DATA SHOWN:
==========

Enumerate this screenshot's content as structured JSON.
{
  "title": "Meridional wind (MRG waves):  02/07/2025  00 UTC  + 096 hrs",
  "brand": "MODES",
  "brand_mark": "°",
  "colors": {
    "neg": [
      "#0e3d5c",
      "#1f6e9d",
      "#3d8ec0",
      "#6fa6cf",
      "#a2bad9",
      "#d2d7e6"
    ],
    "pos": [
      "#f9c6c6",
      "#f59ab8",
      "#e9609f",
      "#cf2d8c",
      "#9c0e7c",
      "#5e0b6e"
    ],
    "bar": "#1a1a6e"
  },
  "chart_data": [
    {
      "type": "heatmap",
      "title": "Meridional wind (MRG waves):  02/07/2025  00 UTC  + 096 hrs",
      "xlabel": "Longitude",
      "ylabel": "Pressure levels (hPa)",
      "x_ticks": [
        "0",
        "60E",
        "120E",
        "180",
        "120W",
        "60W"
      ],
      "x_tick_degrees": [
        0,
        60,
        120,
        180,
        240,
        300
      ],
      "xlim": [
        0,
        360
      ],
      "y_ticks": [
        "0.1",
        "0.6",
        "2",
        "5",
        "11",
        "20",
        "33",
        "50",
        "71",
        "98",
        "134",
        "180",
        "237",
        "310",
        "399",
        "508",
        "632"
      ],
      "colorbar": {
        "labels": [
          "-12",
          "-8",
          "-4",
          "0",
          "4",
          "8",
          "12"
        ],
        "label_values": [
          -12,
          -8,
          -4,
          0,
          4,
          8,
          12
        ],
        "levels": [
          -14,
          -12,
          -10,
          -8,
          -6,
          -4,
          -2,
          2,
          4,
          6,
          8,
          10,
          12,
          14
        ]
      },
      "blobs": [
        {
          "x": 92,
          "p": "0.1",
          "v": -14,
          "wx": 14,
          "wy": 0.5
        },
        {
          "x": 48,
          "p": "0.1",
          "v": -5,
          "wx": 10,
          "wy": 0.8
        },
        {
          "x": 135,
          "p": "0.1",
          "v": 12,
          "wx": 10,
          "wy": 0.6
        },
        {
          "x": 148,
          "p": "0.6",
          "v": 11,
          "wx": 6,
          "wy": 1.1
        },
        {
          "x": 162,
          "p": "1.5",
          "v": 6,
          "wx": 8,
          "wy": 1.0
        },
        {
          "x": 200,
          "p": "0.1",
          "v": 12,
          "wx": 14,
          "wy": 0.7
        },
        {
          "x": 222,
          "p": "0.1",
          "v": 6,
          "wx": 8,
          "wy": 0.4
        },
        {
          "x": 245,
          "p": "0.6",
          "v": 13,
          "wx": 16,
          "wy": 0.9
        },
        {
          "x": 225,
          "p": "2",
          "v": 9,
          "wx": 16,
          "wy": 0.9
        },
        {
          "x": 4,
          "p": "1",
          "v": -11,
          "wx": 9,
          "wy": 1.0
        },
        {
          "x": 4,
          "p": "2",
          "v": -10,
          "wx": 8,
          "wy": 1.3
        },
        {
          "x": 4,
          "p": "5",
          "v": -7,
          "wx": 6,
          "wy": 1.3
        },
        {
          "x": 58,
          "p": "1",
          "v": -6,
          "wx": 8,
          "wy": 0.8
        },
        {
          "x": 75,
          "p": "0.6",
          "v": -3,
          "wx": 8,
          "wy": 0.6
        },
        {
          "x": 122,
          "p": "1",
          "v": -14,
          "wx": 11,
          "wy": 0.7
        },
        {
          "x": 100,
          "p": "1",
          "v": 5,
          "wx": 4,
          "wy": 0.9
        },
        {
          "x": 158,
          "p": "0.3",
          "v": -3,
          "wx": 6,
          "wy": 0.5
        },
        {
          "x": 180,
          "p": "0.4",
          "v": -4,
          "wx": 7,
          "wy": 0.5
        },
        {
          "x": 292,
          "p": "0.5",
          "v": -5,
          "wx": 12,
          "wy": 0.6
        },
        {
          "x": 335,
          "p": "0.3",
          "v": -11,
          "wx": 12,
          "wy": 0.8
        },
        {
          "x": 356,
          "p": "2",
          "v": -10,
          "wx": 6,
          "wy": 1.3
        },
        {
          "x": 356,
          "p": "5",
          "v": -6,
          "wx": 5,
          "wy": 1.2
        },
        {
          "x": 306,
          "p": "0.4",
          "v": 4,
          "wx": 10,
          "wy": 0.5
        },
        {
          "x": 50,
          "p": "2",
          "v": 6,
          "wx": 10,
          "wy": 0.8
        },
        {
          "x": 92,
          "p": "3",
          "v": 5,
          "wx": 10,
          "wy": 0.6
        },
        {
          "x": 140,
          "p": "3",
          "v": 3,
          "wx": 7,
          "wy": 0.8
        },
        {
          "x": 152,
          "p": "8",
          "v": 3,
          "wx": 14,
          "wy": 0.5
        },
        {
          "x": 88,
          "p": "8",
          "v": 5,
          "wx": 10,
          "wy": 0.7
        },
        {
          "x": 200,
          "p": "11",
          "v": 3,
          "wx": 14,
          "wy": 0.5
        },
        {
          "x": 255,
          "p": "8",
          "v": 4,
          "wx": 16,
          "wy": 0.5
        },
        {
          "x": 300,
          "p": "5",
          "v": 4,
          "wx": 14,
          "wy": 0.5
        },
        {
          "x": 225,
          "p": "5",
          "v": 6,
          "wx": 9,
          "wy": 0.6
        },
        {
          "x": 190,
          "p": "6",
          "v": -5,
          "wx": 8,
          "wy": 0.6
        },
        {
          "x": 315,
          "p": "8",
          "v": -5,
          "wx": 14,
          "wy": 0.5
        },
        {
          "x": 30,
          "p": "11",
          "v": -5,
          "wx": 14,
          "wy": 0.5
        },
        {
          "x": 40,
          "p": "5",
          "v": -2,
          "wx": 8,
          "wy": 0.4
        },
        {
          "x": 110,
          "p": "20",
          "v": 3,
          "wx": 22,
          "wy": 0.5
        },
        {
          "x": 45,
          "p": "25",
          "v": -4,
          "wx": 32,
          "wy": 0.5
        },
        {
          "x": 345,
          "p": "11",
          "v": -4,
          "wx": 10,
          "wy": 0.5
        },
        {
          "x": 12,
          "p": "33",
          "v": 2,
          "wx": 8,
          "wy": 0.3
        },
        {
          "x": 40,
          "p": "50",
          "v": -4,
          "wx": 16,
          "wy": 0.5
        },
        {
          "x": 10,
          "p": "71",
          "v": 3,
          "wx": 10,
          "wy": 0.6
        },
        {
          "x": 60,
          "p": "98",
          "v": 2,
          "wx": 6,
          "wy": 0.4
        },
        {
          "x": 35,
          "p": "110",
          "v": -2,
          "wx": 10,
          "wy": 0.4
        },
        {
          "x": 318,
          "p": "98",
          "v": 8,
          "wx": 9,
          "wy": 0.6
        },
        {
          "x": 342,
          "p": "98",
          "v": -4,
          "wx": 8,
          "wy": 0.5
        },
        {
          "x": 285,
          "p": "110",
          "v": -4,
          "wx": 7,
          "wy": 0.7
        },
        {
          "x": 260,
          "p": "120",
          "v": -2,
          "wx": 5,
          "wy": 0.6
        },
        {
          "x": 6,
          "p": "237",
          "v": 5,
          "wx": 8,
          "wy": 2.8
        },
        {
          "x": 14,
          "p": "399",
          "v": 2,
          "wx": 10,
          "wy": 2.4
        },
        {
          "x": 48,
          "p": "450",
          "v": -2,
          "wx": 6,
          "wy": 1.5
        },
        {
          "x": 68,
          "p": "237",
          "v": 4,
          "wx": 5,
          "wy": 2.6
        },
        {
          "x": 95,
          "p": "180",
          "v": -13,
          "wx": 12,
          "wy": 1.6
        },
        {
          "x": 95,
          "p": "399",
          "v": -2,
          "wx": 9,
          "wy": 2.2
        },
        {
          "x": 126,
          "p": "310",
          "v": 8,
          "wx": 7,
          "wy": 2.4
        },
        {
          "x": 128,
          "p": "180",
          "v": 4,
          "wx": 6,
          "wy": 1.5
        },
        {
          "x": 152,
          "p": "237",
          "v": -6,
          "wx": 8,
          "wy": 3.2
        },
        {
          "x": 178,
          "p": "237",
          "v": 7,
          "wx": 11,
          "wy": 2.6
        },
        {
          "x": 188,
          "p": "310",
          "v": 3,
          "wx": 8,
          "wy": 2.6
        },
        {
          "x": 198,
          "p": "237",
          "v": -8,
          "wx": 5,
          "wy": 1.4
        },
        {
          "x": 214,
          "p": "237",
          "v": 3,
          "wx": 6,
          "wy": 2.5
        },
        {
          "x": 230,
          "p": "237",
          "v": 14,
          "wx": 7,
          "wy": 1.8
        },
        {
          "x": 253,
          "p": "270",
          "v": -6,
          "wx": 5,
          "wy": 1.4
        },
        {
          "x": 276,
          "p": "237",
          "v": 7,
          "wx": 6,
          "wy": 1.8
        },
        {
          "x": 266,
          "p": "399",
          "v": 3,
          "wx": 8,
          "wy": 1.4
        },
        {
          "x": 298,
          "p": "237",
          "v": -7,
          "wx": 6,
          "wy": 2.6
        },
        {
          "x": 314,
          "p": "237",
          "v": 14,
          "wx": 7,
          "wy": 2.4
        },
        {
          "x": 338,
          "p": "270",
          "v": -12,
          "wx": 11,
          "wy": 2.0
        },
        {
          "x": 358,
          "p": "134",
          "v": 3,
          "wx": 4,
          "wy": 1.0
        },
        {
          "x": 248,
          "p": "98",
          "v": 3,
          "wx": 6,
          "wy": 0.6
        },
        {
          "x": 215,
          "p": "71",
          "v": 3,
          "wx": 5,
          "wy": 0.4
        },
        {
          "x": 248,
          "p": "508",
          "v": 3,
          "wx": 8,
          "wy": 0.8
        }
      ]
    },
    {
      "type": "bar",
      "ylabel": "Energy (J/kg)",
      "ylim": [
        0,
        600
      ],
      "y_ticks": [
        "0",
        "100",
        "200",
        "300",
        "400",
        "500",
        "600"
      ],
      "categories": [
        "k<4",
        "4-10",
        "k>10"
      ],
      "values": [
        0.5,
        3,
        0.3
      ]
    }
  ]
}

==========

EXERCISE REQUIREMENTS:
Looking at the records above, work out how many lines include the string "wind". Give the number and nothing else.

FINAL RESULT:
2